-- BEGIN --

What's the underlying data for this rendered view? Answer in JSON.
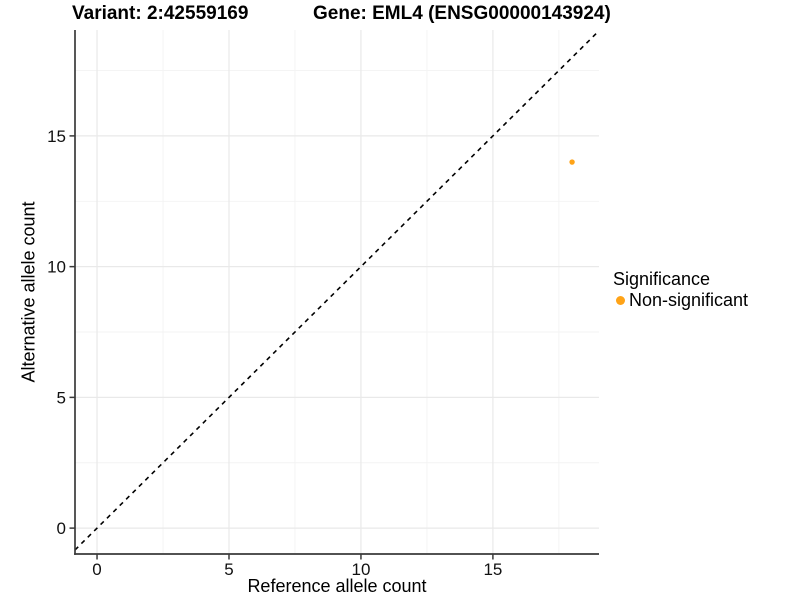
{
  "chart_data": {
    "type": "scatter",
    "titles": {
      "left": "Variant: 2:42559169",
      "right": "Gene: EML4 (ENSG00000143924)"
    },
    "xlabel": "Reference allele count",
    "ylabel": "Alternative allele count",
    "xlim": [
      -0.835,
      19.02
    ],
    "ylim": [
      -0.99,
      19.05
    ],
    "x_ticks": [
      0,
      5,
      10,
      15
    ],
    "y_ticks": [
      0,
      5,
      10,
      15
    ],
    "x_minor_ticks": [
      2.5,
      7.5,
      12.5,
      17.5
    ],
    "y_minor_ticks": [
      2.5,
      7.5,
      12.5,
      17.5
    ],
    "grid": true,
    "identity_line": {
      "type": "y=x",
      "linetype": "dashed",
      "color": "#000000"
    },
    "points": [
      {
        "x": 18,
        "y": 14,
        "series": "Non-significant",
        "color": "#FFA317",
        "radius": 2.7
      }
    ],
    "legend": {
      "title": "Significance",
      "position": "right",
      "items": [
        {
          "label": "Non-significant",
          "color": "#FFA317"
        }
      ]
    },
    "colors": {
      "grid_major": "#E9E9E9",
      "grid_minor": "#F3F3F3",
      "axis": "#3a3a3a",
      "text": "#111111",
      "background": "#ffffff"
    }
  }
}
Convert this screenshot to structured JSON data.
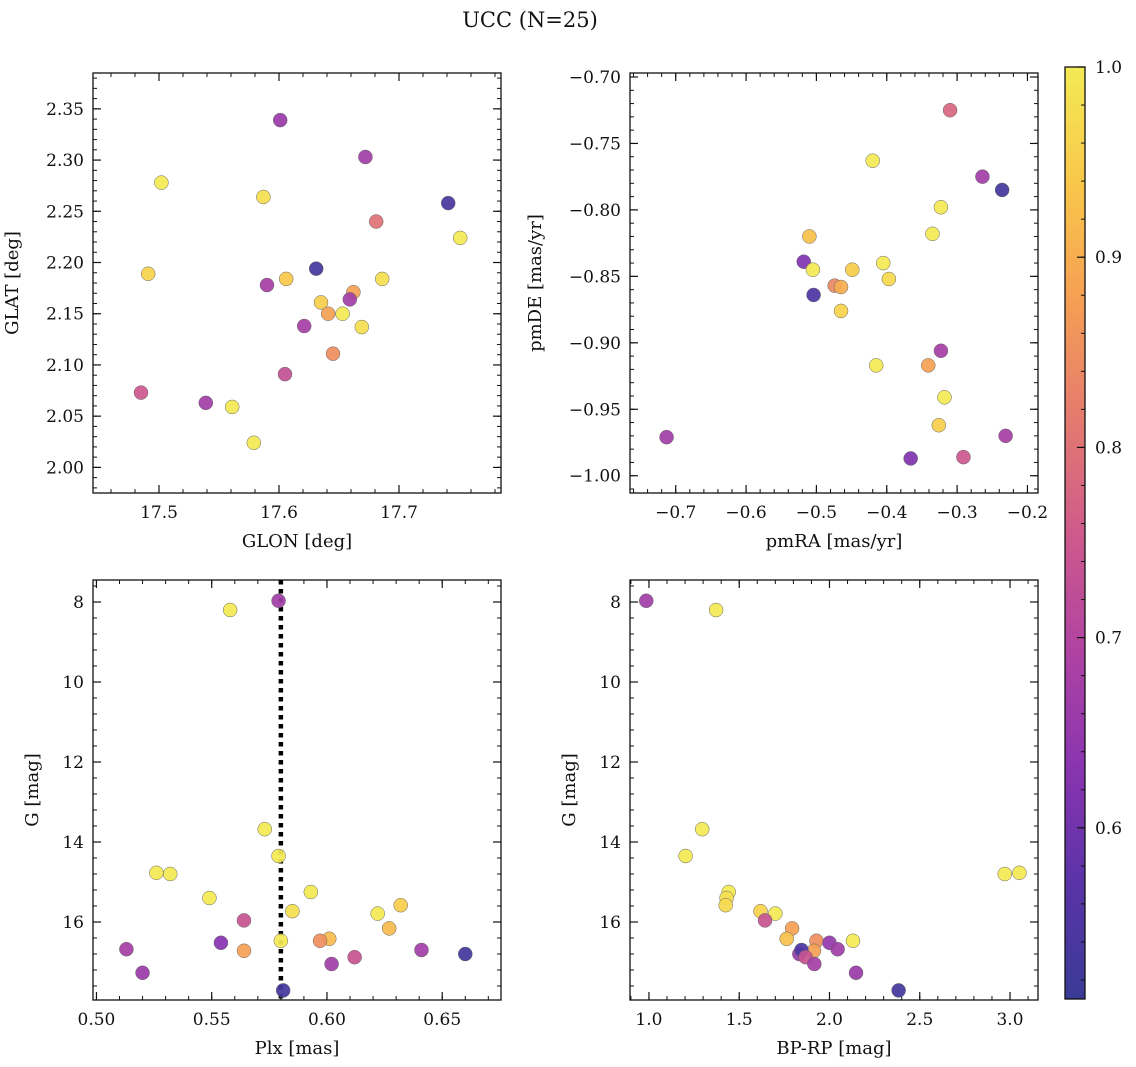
{
  "title": "UCC (N=25)",
  "colorbar": {
    "min": 0.51,
    "max": 1.0,
    "ticks": [
      0.6,
      0.7,
      0.8,
      0.9,
      1.0
    ],
    "tick_labels": [
      "0.6",
      "0.7",
      "0.8",
      "0.9",
      "1.0"
    ],
    "colors": [
      "#3a3b96",
      "#5a33a8",
      "#8a35b0",
      "#b043a2",
      "#cf5a8c",
      "#e57b6e",
      "#f59f54",
      "#f9c74a",
      "#f3ea55"
    ]
  },
  "chart_data": [
    {
      "type": "scatter",
      "xlabel": "GLON [deg]",
      "ylabel": "GLAT [deg]",
      "xlim": [
        17.445,
        17.785
      ],
      "ylim": [
        1.975,
        2.385
      ],
      "xticks": [
        17.5,
        17.6,
        17.7
      ],
      "xtick_labels": [
        "17.5",
        "17.6",
        "17.7"
      ],
      "yticks": [
        2.0,
        2.05,
        2.1,
        2.15,
        2.2,
        2.25,
        2.3,
        2.35
      ],
      "ytick_labels": [
        "2.00",
        "2.05",
        "2.10",
        "2.15",
        "2.20",
        "2.25",
        "2.30",
        "2.35"
      ],
      "x": [
        17.601,
        17.672,
        17.502,
        17.587,
        17.741,
        17.681,
        17.751,
        17.491,
        17.606,
        17.631,
        17.59,
        17.686,
        17.662,
        17.635,
        17.659,
        17.641,
        17.653,
        17.669,
        17.621,
        17.645,
        17.485,
        17.605,
        17.539,
        17.561,
        17.579
      ],
      "y": [
        2.339,
        2.303,
        2.278,
        2.264,
        2.258,
        2.24,
        2.224,
        2.189,
        2.184,
        2.194,
        2.178,
        2.184,
        2.171,
        2.161,
        2.164,
        2.15,
        2.15,
        2.137,
        2.138,
        2.111,
        2.073,
        2.091,
        2.063,
        2.059,
        2.024
      ],
      "c": [
        0.66,
        0.67,
        1.0,
        0.98,
        0.54,
        0.8,
        1.0,
        0.96,
        0.94,
        0.53,
        0.68,
        0.98,
        0.88,
        0.95,
        0.67,
        0.88,
        1.0,
        0.98,
        0.68,
        0.85,
        0.75,
        0.73,
        0.67,
        1.0,
        1.0
      ]
    },
    {
      "type": "scatter",
      "xlabel": "pmRA [mas/yr]",
      "ylabel": "pmDE [mas/yr]",
      "xlim": [
        -0.765,
        -0.185
      ],
      "ylim": [
        -1.013,
        -0.697
      ],
      "xticks": [
        -0.7,
        -0.6,
        -0.5,
        -0.4,
        -0.3,
        -0.2
      ],
      "xtick_labels": [
        "−0.7",
        "−0.6",
        "−0.5",
        "−0.4",
        "−0.3",
        "−0.2"
      ],
      "yticks": [
        -1.0,
        -0.95,
        -0.9,
        -0.85,
        -0.8,
        -0.75,
        -0.7
      ],
      "ytick_labels": [
        "−1.00",
        "−0.95",
        "−0.90",
        "−0.85",
        "−0.80",
        "−0.75",
        "−0.70"
      ],
      "x": [
        -0.31,
        -0.42,
        -0.264,
        -0.236,
        -0.323,
        -0.335,
        -0.51,
        -0.518,
        -0.505,
        -0.405,
        -0.449,
        -0.397,
        -0.474,
        -0.465,
        -0.504,
        -0.465,
        -0.415,
        -0.341,
        -0.323,
        -0.318,
        -0.326,
        -0.713,
        -0.231,
        -0.366,
        -0.291
      ],
      "y": [
        -0.725,
        -0.763,
        -0.775,
        -0.785,
        -0.798,
        -0.818,
        -0.82,
        -0.839,
        -0.845,
        -0.84,
        -0.845,
        -0.852,
        -0.857,
        -0.858,
        -0.864,
        -0.876,
        -0.917,
        -0.917,
        -0.906,
        -0.941,
        -0.962,
        -0.971,
        -0.97,
        -0.987,
        -0.986
      ],
      "c": [
        0.78,
        1.0,
        0.67,
        0.53,
        1.0,
        1.0,
        0.93,
        0.62,
        1.0,
        1.0,
        0.95,
        0.97,
        0.84,
        0.9,
        0.55,
        0.96,
        1.0,
        0.88,
        0.68,
        1.0,
        0.95,
        0.67,
        0.68,
        0.62,
        0.75
      ]
    },
    {
      "type": "scatter",
      "xlabel": "Plx [mas]",
      "ylabel": "G [mag]",
      "xlim": [
        0.4985,
        0.6755
      ],
      "ylim": [
        17.95,
        7.45
      ],
      "xticks": [
        0.5,
        0.55,
        0.6,
        0.65
      ],
      "xtick_labels": [
        "0.50",
        "0.55",
        "0.60",
        "0.65"
      ],
      "yticks": [
        8,
        10,
        12,
        14,
        16
      ],
      "ytick_labels": [
        "8",
        "10",
        "12",
        "14",
        "16"
      ],
      "vline": 0.58,
      "x": [
        0.558,
        0.579,
        0.573,
        0.579,
        0.526,
        0.532,
        0.549,
        0.593,
        0.632,
        0.622,
        0.585,
        0.564,
        0.627,
        0.58,
        0.601,
        0.597,
        0.554,
        0.564,
        0.641,
        0.513,
        0.66,
        0.612,
        0.602,
        0.52,
        0.581
      ],
      "y": [
        8.2,
        7.97,
        13.68,
        14.35,
        14.77,
        14.8,
        15.4,
        15.25,
        15.58,
        15.79,
        15.73,
        15.96,
        16.16,
        16.47,
        16.42,
        16.47,
        16.52,
        16.72,
        16.7,
        16.68,
        16.8,
        16.88,
        17.05,
        17.27,
        17.71
      ],
      "c": [
        1.0,
        0.67,
        1.0,
        1.0,
        1.0,
        1.0,
        1.0,
        1.0,
        0.95,
        1.0,
        0.98,
        0.74,
        0.92,
        1.0,
        0.92,
        0.85,
        0.63,
        0.88,
        0.67,
        0.68,
        0.53,
        0.74,
        0.67,
        0.66,
        0.53
      ]
    },
    {
      "type": "scatter",
      "xlabel": "BP-RP [mag]",
      "ylabel": "G [mag]",
      "xlim": [
        0.895,
        3.155
      ],
      "ylim": [
        17.95,
        7.45
      ],
      "xticks": [
        1.0,
        1.5,
        2.0,
        2.5,
        3.0
      ],
      "xtick_labels": [
        "1.0",
        "1.5",
        "2.0",
        "2.5",
        "3.0"
      ],
      "yticks": [
        8,
        10,
        12,
        14,
        16
      ],
      "ytick_labels": [
        "8",
        "10",
        "12",
        "14",
        "16"
      ],
      "x": [
        0.985,
        1.372,
        1.295,
        1.203,
        3.052,
        2.971,
        1.442,
        1.43,
        1.425,
        1.7,
        1.618,
        1.643,
        1.793,
        1.928,
        2.13,
        1.914,
        1.763,
        1.833,
        2.0,
        1.845,
        2.045,
        1.868,
        1.916,
        2.147,
        2.383
      ],
      "y": [
        7.97,
        8.2,
        13.68,
        14.35,
        14.77,
        14.8,
        15.25,
        15.4,
        15.58,
        15.79,
        15.73,
        15.96,
        16.16,
        16.47,
        16.47,
        16.72,
        16.42,
        16.8,
        16.52,
        16.7,
        16.68,
        16.88,
        17.05,
        17.27,
        17.71
      ],
      "c": [
        0.67,
        1.0,
        1.0,
        1.0,
        1.0,
        1.0,
        1.0,
        0.98,
        0.97,
        1.0,
        0.96,
        0.74,
        0.88,
        0.85,
        1.0,
        0.88,
        0.93,
        0.66,
        0.65,
        0.55,
        0.67,
        0.74,
        0.68,
        0.66,
        0.53
      ]
    }
  ]
}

-- END --

▶ _TASK PROMPT_
From the material above, gather all lines that include the string "right" and copy them.

▶ _EXERCISE OUTPUT_
      "right": "Gene: EML4 (ENSG00000143924)"
      "position": "right",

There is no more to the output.